What is asked:
List each line holding the string "yellow".

Data excerpts:
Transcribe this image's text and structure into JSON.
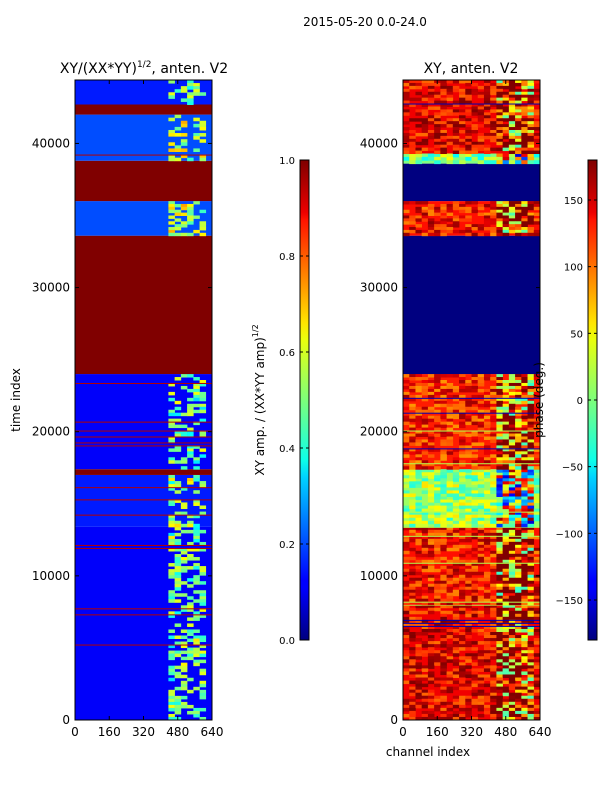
{
  "figure": {
    "suptitle": "2015-05-20 0.0-24.0",
    "colors": {
      "background": "#ffffff",
      "axis": "#000000",
      "saturated": "#800000",
      "floor": "#00008b"
    }
  },
  "chart_data": [
    {
      "type": "heatmap",
      "title": "XY/(XX*YY)^{1/2}, anten. V2",
      "title_main": "XY/(XX*YY)",
      "title_exp": "1/2",
      "title_rest": ", anten. V2",
      "xlabel": "",
      "ylabel": "time index",
      "xlim": [
        0,
        640
      ],
      "ylim": [
        0,
        44400
      ],
      "xticks": [
        0,
        160,
        320,
        480,
        640
      ],
      "yticks": [
        0,
        10000,
        20000,
        30000,
        40000
      ],
      "colormap": "jet",
      "colorbar": {
        "label": "XY amp. / (XX*YY amp)^{1/2}",
        "label_main": "XY amp. / (XX*YY amp)",
        "label_exp": "1/2",
        "range": [
          0.0,
          1.0
        ],
        "ticks": [
          "0.0",
          "0.2",
          "0.4",
          "0.6",
          "0.8",
          "1.0"
        ],
        "tick_values": [
          0.0,
          0.2,
          0.4,
          0.6,
          0.8,
          1.0
        ]
      },
      "bands": [
        {
          "t0": 0,
          "t1": 13400,
          "level": 0.12,
          "note": "low amplitude, bright speckle at channels 430-600"
        },
        {
          "t0": 13400,
          "t1": 17000,
          "level": 0.15,
          "note": "mixed, many red horizontal lines"
        },
        {
          "t0": 17000,
          "t1": 17400,
          "level": 1.0,
          "note": "saturated"
        },
        {
          "t0": 17400,
          "t1": 24000,
          "level": 0.12,
          "note": "low amplitude"
        },
        {
          "t0": 24000,
          "t1": 33600,
          "level": 1.0,
          "note": "saturated"
        },
        {
          "t0": 33600,
          "t1": 36000,
          "level": 0.2,
          "note": "structured, bright at channels 430-600"
        },
        {
          "t0": 36000,
          "t1": 38800,
          "level": 1.0,
          "note": "saturated"
        },
        {
          "t0": 38800,
          "t1": 42000,
          "level": 0.2,
          "note": "structured, red lines"
        },
        {
          "t0": 42000,
          "t1": 42700,
          "level": 1.0,
          "note": "saturated"
        },
        {
          "t0": 42700,
          "t1": 44400,
          "level": 0.15,
          "note": "low amplitude"
        }
      ]
    },
    {
      "type": "heatmap",
      "title": "XY, anten. V2",
      "xlabel": "channel index",
      "ylabel": "",
      "xlim": [
        0,
        640
      ],
      "ylim": [
        0,
        44400
      ],
      "xticks": [
        0,
        160,
        320,
        480,
        640
      ],
      "yticks": [
        0,
        10000,
        20000,
        30000,
        40000
      ],
      "colormap": "jet",
      "colorbar": {
        "label": "phase (deg.)",
        "range": [
          -180,
          180
        ],
        "ticks": [
          "−150",
          "−100",
          "−50",
          "0",
          "50",
          "100",
          "150"
        ],
        "tick_values": [
          -150,
          -100,
          -50,
          0,
          50,
          100,
          150
        ]
      },
      "bands": [
        {
          "t0": 0,
          "t1": 8000,
          "level_deg": 140,
          "note": "red/orange with blue patches, noisy at channels 450-640"
        },
        {
          "t0": 8000,
          "t1": 13400,
          "level_deg": 130,
          "note": "orange-red, noisy cyan/yellow at channels 430-640"
        },
        {
          "t0": 13400,
          "t1": 17400,
          "level_deg": 10,
          "note": "green/yellow lines"
        },
        {
          "t0": 17400,
          "t1": 24000,
          "level_deg": 125,
          "note": "orange, noisy at channels 430-640"
        },
        {
          "t0": 24000,
          "t1": 33600,
          "level_deg": -180,
          "note": "flat dark blue"
        },
        {
          "t0": 33600,
          "t1": 36000,
          "level_deg": 130,
          "note": "red/orange stripes with dark blue gaps"
        },
        {
          "t0": 36000,
          "t1": 38600,
          "level_deg": -180,
          "note": "flat dark blue"
        },
        {
          "t0": 38600,
          "t1": 39300,
          "level_deg": 0,
          "note": "cyan/green lines"
        },
        {
          "t0": 39300,
          "t1": 44400,
          "level_deg": 140,
          "note": "red/orange stripes with dark blue gaps"
        }
      ]
    }
  ]
}
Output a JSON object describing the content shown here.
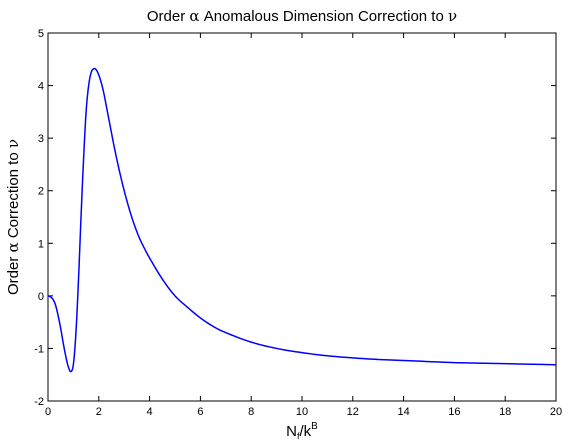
{
  "chart_data": {
    "type": "line",
    "title": {
      "prefix": "Order ",
      "symbol": "α",
      "suffix": " Anomalous Dimension Correction to ",
      "end_symbol": "ν"
    },
    "ylabel": {
      "prefix": "Order ",
      "symbol": "α",
      "suffix": " Correction to ",
      "end_symbol": "ν"
    },
    "xlabel": {
      "base": "N",
      "base_sub": "f",
      "mid": "/k",
      "sup": "B"
    },
    "xlim": [
      0,
      20
    ],
    "ylim": [
      -2,
      5
    ],
    "xticks": [
      0,
      2,
      4,
      6,
      8,
      10,
      12,
      14,
      16,
      18,
      20
    ],
    "yticks": [
      -2,
      -1,
      0,
      1,
      2,
      3,
      4,
      5
    ],
    "grid": false,
    "line_color": "#0000ff",
    "series": [
      {
        "x": [
          0,
          0.1,
          0.2,
          0.3,
          0.4,
          0.5,
          0.6,
          0.7,
          0.8,
          0.9,
          1.0,
          1.1,
          1.2,
          1.3,
          1.4,
          1.5,
          1.6,
          1.7,
          1.8,
          1.9,
          2.0,
          2.1,
          2.2,
          2.3,
          2.4,
          2.5,
          2.6,
          2.8,
          3.0,
          3.2,
          3.4,
          3.6,
          3.8,
          4.0,
          4.5,
          5.0,
          5.5,
          6.0,
          6.5,
          7.0,
          8.0,
          9.0,
          10.0,
          11.0,
          12.0,
          13.0,
          14.0,
          15.0,
          16.0,
          17.0,
          18.0,
          19.0,
          20.0
        ],
        "values": [
          0,
          -0.02,
          -0.07,
          -0.18,
          -0.38,
          -0.62,
          -0.9,
          -1.15,
          -1.35,
          -1.44,
          -1.3,
          -0.7,
          0.3,
          1.5,
          2.6,
          3.5,
          4.0,
          4.25,
          4.32,
          4.3,
          4.2,
          4.05,
          3.85,
          3.6,
          3.35,
          3.1,
          2.85,
          2.4,
          2.0,
          1.65,
          1.35,
          1.1,
          0.9,
          0.72,
          0.32,
          0.0,
          -0.22,
          -0.42,
          -0.58,
          -0.7,
          -0.88,
          -1.0,
          -1.08,
          -1.14,
          -1.18,
          -1.21,
          -1.23,
          -1.25,
          -1.27,
          -1.28,
          -1.29,
          -1.3,
          -1.31
        ]
      }
    ]
  }
}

Reply to the exercise:
          "note": "orange-red, noisy cyan/yellow at channels 430-640"
          "note": "green/yellow lines"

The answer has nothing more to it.